### THE REQUEST:
Gather up all lines that carry the word "title".

### STORED DATA:
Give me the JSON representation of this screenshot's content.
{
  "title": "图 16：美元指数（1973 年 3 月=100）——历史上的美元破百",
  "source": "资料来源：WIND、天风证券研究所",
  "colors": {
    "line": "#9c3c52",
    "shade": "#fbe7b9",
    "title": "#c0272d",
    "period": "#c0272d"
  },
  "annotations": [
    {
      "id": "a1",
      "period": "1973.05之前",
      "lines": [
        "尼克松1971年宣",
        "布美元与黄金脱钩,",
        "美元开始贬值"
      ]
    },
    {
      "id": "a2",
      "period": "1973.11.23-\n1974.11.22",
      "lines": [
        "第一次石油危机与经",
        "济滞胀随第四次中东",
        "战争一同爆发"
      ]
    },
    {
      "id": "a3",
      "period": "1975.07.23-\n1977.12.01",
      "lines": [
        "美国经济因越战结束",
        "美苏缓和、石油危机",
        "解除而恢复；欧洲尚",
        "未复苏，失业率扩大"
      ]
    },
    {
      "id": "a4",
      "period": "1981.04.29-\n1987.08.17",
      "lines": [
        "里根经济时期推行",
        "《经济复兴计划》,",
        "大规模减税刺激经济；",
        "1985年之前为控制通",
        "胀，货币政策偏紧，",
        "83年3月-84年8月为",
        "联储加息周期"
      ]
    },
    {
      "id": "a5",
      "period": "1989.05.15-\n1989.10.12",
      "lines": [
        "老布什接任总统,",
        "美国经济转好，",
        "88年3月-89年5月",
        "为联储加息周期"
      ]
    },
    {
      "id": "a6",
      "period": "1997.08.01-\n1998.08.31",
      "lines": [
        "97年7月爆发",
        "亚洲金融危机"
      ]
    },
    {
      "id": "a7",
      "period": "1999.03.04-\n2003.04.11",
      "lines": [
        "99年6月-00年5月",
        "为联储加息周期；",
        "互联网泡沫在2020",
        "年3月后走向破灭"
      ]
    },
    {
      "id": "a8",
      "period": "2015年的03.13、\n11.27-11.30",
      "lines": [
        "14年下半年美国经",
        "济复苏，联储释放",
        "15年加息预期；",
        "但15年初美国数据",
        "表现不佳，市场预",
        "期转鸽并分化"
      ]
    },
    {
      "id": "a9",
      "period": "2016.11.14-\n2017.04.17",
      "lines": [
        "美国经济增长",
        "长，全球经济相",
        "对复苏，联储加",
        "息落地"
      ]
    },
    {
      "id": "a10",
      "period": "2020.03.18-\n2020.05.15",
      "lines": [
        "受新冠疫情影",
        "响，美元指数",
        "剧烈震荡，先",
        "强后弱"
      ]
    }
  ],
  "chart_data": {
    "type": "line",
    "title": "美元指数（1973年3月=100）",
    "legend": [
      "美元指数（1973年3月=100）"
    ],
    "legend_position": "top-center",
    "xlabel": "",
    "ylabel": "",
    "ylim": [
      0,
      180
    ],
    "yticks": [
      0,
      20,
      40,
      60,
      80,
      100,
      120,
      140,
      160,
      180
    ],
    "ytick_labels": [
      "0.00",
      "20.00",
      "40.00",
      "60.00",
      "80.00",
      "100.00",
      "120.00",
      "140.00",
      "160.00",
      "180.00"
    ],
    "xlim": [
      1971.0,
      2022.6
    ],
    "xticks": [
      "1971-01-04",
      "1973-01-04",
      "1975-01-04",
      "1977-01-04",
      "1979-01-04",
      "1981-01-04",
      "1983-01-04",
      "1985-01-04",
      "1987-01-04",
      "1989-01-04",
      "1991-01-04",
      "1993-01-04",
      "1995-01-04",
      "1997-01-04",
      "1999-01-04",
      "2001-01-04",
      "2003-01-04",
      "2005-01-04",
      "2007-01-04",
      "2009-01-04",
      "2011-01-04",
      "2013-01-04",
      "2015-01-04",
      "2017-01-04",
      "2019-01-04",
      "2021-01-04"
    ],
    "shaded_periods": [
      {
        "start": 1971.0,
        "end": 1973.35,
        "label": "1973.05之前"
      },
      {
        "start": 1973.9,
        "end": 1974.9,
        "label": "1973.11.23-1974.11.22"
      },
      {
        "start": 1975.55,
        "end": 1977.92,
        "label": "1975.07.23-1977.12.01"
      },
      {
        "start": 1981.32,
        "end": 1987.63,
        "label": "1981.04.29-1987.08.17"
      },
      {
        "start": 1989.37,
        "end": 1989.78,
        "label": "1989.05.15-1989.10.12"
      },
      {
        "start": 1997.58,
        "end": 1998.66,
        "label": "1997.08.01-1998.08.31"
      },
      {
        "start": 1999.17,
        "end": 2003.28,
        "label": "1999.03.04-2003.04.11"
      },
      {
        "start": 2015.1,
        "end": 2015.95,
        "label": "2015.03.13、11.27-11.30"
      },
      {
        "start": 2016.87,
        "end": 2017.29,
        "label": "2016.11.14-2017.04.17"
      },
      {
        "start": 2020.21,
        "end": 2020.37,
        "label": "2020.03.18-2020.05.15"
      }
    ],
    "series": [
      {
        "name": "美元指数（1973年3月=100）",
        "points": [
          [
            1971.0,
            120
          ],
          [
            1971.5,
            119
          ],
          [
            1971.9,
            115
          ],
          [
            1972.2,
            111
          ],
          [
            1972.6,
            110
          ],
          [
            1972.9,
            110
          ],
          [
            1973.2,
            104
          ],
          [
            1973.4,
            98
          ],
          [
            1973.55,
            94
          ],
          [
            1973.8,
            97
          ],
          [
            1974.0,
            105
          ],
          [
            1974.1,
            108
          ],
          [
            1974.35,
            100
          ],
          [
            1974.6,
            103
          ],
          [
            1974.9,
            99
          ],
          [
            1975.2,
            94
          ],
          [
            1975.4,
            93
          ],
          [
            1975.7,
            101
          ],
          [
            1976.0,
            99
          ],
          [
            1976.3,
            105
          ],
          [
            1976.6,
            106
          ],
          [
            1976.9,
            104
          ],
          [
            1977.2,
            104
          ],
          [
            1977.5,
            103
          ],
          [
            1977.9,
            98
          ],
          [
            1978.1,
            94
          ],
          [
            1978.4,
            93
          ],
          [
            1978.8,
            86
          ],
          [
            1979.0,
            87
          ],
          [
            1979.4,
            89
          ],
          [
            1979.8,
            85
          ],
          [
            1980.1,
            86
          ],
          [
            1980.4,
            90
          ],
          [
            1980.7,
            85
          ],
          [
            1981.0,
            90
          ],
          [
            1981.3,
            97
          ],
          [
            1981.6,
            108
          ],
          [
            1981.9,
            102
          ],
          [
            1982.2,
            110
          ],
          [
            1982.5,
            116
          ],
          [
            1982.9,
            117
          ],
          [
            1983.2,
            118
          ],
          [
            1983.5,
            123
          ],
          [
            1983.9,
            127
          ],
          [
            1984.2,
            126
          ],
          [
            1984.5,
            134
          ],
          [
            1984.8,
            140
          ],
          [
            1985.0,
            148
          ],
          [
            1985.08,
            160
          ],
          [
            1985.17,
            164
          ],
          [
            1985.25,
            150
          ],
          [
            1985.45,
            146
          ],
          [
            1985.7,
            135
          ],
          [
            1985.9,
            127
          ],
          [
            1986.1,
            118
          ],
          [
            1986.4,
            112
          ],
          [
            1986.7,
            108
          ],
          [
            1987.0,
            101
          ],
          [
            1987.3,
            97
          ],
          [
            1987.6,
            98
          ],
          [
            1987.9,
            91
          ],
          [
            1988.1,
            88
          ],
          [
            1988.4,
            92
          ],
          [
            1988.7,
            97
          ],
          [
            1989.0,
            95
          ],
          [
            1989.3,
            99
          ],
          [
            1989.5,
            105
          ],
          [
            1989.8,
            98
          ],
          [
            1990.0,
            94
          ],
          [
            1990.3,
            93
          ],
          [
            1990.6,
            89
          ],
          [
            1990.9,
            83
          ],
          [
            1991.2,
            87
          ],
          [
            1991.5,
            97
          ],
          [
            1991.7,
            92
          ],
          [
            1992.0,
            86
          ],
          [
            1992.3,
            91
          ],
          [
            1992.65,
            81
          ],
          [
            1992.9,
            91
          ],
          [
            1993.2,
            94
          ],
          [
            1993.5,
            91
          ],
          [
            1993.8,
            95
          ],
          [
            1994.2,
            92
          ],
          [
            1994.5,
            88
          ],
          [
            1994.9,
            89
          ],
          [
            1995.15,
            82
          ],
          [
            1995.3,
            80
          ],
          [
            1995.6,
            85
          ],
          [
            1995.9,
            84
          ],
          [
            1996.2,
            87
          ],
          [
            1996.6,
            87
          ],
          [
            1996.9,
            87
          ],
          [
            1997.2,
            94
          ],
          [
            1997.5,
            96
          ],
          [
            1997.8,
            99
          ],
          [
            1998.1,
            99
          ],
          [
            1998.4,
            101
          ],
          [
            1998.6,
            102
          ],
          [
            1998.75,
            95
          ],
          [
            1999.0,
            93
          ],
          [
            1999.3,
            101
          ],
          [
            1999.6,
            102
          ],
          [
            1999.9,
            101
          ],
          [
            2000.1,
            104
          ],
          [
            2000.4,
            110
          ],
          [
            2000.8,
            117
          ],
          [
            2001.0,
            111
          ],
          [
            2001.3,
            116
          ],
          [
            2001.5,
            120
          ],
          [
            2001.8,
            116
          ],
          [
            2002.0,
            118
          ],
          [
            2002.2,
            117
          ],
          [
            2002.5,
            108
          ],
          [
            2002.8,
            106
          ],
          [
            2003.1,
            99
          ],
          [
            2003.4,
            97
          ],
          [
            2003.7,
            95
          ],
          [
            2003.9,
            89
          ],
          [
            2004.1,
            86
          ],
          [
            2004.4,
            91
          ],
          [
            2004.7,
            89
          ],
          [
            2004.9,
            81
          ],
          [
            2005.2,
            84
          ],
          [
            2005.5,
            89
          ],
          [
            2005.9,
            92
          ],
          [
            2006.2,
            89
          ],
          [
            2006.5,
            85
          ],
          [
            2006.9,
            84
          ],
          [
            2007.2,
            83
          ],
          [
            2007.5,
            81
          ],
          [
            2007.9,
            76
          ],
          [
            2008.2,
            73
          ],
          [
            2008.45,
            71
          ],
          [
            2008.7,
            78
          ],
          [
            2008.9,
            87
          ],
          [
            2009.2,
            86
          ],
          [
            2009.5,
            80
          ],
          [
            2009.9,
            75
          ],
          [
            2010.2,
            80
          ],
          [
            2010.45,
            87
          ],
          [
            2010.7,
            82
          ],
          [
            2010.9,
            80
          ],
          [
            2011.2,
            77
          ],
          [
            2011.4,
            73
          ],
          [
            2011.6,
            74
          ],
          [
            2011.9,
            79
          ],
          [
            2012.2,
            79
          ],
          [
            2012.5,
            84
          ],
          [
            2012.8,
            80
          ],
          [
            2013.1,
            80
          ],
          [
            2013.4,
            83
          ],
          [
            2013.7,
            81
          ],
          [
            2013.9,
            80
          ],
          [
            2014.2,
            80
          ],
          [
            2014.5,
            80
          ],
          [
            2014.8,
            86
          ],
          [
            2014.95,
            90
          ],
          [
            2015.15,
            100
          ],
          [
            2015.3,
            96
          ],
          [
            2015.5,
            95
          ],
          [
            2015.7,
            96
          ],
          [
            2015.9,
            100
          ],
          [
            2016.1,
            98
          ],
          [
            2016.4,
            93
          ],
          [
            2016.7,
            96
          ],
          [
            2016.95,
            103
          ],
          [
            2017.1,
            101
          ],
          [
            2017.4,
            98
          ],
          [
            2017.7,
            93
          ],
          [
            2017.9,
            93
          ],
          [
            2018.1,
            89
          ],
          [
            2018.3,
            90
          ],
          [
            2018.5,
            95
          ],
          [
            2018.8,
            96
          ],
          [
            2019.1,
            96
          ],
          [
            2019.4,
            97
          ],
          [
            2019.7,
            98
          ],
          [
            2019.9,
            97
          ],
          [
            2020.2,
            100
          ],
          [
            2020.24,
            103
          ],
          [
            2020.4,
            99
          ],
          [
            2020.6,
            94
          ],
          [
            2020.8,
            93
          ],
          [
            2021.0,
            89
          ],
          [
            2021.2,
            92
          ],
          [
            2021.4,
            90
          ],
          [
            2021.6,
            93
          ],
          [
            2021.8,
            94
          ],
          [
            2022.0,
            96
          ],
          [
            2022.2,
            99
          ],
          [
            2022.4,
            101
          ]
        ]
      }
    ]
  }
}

### RESPONSE BELOW:
  "title": "图 16：美元指数（1973 年 3 月=100）——历史上的美元破百",
    "title": "#c0272d",
    "title": "美元指数（1973年3月=100）",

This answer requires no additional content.